(Saved data entries)
● ● ● ●
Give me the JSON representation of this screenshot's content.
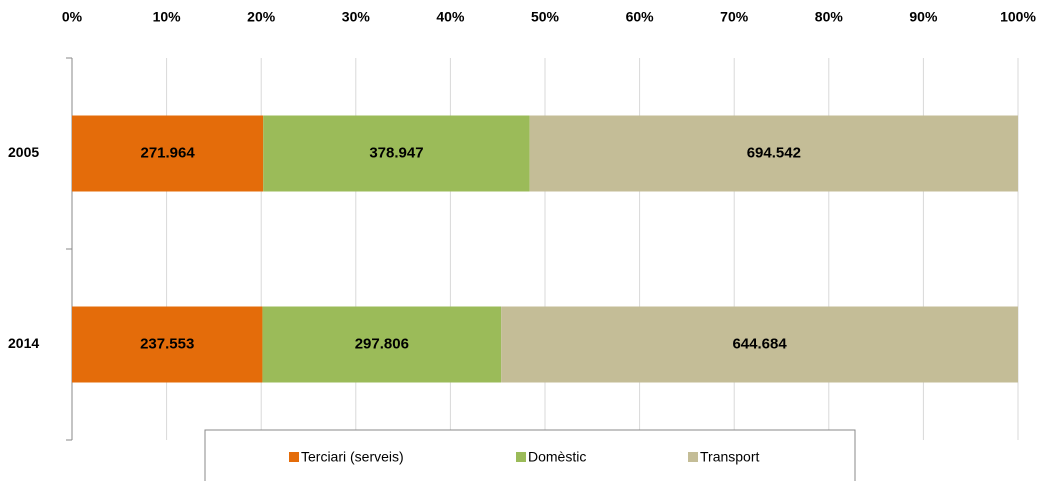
{
  "chart_data": {
    "type": "bar",
    "orientation": "horizontal",
    "stacking": "percent",
    "categories": [
      "2005",
      "2014"
    ],
    "series": [
      {
        "name": "Terciari (serveis)",
        "color": "#e46c0a",
        "values": [
          271964,
          237553
        ],
        "value_labels": [
          "271.964",
          "237.553"
        ]
      },
      {
        "name": "Domèstic",
        "color": "#9bbb59",
        "values": [
          378947,
          297806
        ],
        "value_labels": [
          "378.947",
          "297.806"
        ]
      },
      {
        "name": "Transport",
        "color": "#c4bd97",
        "values": [
          694542,
          644684
        ],
        "value_labels": [
          "694.542",
          "644.684"
        ]
      }
    ],
    "xlim": [
      0,
      100
    ],
    "xticks": [
      {
        "value": 0,
        "label": "0%"
      },
      {
        "value": 10,
        "label": "10%"
      },
      {
        "value": 20,
        "label": "20%"
      },
      {
        "value": 30,
        "label": "30%"
      },
      {
        "value": 40,
        "label": "40%"
      },
      {
        "value": 50,
        "label": "50%"
      },
      {
        "value": 60,
        "label": "60%"
      },
      {
        "value": 70,
        "label": "70%"
      },
      {
        "value": 80,
        "label": "80%"
      },
      {
        "value": 90,
        "label": "90%"
      },
      {
        "value": 100,
        "label": "100%"
      }
    ],
    "grid": true,
    "legend": "bottom"
  }
}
● ● ● ●
### Task goal:
Check each line above for the string "name" and show the ones that have it.

### Written answer:
        "name": "Terciari (serveis)",
        "name": "Domèstic",
        "name": "Transport",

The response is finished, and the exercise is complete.